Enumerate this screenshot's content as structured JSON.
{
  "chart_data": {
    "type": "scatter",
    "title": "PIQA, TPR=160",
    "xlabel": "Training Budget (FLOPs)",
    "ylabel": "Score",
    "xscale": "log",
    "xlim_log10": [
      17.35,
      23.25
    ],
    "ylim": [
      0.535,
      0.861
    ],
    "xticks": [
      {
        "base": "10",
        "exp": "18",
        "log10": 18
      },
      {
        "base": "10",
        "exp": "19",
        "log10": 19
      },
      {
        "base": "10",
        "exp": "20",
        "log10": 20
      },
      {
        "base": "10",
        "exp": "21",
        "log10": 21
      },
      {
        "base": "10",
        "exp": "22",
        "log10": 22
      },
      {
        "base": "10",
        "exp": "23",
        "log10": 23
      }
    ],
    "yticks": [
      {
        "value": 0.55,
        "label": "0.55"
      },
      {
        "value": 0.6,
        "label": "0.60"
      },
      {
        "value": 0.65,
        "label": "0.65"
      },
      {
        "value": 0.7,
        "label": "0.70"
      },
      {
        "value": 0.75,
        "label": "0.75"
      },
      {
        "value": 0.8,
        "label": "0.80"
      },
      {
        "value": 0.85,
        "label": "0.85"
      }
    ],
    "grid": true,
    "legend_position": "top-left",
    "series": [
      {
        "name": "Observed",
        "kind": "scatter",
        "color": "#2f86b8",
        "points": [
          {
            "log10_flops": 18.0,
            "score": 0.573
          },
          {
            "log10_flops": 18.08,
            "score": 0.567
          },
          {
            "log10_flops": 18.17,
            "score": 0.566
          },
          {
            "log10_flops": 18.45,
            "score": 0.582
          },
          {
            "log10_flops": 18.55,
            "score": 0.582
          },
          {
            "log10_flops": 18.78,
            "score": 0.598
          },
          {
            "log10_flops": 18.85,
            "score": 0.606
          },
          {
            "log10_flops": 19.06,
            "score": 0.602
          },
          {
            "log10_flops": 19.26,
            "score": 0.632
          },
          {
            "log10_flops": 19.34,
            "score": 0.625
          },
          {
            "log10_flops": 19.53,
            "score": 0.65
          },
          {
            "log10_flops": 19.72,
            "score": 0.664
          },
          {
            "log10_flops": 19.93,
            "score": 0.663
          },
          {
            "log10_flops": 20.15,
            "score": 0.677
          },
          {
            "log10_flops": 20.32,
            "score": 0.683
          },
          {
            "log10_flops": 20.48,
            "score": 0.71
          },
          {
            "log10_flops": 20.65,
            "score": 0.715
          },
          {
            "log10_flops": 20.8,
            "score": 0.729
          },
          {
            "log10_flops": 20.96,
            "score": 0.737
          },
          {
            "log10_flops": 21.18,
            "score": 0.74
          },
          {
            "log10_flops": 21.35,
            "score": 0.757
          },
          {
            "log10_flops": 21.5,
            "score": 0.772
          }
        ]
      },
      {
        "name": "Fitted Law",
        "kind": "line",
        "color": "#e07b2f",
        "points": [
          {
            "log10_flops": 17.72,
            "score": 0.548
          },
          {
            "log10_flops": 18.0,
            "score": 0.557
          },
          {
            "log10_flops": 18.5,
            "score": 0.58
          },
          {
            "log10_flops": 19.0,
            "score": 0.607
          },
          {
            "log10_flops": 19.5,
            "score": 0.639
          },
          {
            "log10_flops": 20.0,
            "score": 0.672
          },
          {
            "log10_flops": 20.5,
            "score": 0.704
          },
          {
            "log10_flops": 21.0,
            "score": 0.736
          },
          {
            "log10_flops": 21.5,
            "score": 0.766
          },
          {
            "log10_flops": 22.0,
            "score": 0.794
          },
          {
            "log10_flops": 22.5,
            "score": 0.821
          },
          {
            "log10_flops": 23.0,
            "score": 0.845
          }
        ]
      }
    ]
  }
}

* * *

**Goal**
Return the listing above word for word.

**Exercise response**
Enumerate this screenshot's content as structured JSON.
{
  "chart_data": {
    "type": "scatter",
    "title": "PIQA, TPR=160",
    "xlabel": "Training Budget (FLOPs)",
    "ylabel": "Score",
    "xscale": "log",
    "xlim_log10": [
      17.35,
      23.25
    ],
    "ylim": [
      0.535,
      0.861
    ],
    "xticks": [
      {
        "base": "10",
        "exp": "18",
        "log10": 18
      },
      {
        "base": "10",
        "exp": "19",
        "log10": 19
      },
      {
        "base": "10",
        "exp": "20",
        "log10": 20
      },
      {
        "base": "10",
        "exp": "21",
        "log10": 21
      },
      {
        "base": "10",
        "exp": "22",
        "log10": 22
      },
      {
        "base": "10",
        "exp": "23",
        "log10": 23
      }
    ],
    "yticks": [
      {
        "value": 0.55,
        "label": "0.55"
      },
      {
        "value": 0.6,
        "label": "0.60"
      },
      {
        "value": 0.65,
        "label": "0.65"
      },
      {
        "value": 0.7,
        "label": "0.70"
      },
      {
        "value": 0.75,
        "label": "0.75"
      },
      {
        "value": 0.8,
        "label": "0.80"
      },
      {
        "value": 0.85,
        "label": "0.85"
      }
    ],
    "grid": true,
    "legend_position": "top-left",
    "series": [
      {
        "name": "Observed",
        "kind": "scatter",
        "color": "#2f86b8",
        "points": [
          {
            "log10_flops": 18.0,
            "score": 0.573
          },
          {
            "log10_flops": 18.08,
            "score": 0.567
          },
          {
            "log10_flops": 18.17,
            "score": 0.566
          },
          {
            "log10_flops": 18.45,
            "score": 0.582
          },
          {
            "log10_flops": 18.55,
            "score": 0.582
          },
          {
            "log10_flops": 18.78,
            "score": 0.598
          },
          {
            "log10_flops": 18.85,
            "score": 0.606
          },
          {
            "log10_flops": 19.06,
            "score": 0.602
          },
          {
            "log10_flops": 19.26,
            "score": 0.632
          },
          {
            "log10_flops": 19.34,
            "score": 0.625
          },
          {
            "log10_flops": 19.53,
            "score": 0.65
          },
          {
            "log10_flops": 19.72,
            "score": 0.664
          },
          {
            "log10_flops": 19.93,
            "score": 0.663
          },
          {
            "log10_flops": 20.15,
            "score": 0.677
          },
          {
            "log10_flops": 20.32,
            "score": 0.683
          },
          {
            "log10_flops": 20.48,
            "score": 0.71
          },
          {
            "log10_flops": 20.65,
            "score": 0.715
          },
          {
            "log10_flops": 20.8,
            "score": 0.729
          },
          {
            "log10_flops": 20.96,
            "score": 0.737
          },
          {
            "log10_flops": 21.18,
            "score": 0.74
          },
          {
            "log10_flops": 21.35,
            "score": 0.757
          },
          {
            "log10_flops": 21.5,
            "score": 0.772
          }
        ]
      },
      {
        "name": "Fitted Law",
        "kind": "line",
        "color": "#e07b2f",
        "points": [
          {
            "log10_flops": 17.72,
            "score": 0.548
          },
          {
            "log10_flops": 18.0,
            "score": 0.557
          },
          {
            "log10_flops": 18.5,
            "score": 0.58
          },
          {
            "log10_flops": 19.0,
            "score": 0.607
          },
          {
            "log10_flops": 19.5,
            "score": 0.639
          },
          {
            "log10_flops": 20.0,
            "score": 0.672
          },
          {
            "log10_flops": 20.5,
            "score": 0.704
          },
          {
            "log10_flops": 21.0,
            "score": 0.736
          },
          {
            "log10_flops": 21.5,
            "score": 0.766
          },
          {
            "log10_flops": 22.0,
            "score": 0.794
          },
          {
            "log10_flops": 22.5,
            "score": 0.821
          },
          {
            "log10_flops": 23.0,
            "score": 0.845
          }
        ]
      }
    ]
  }
}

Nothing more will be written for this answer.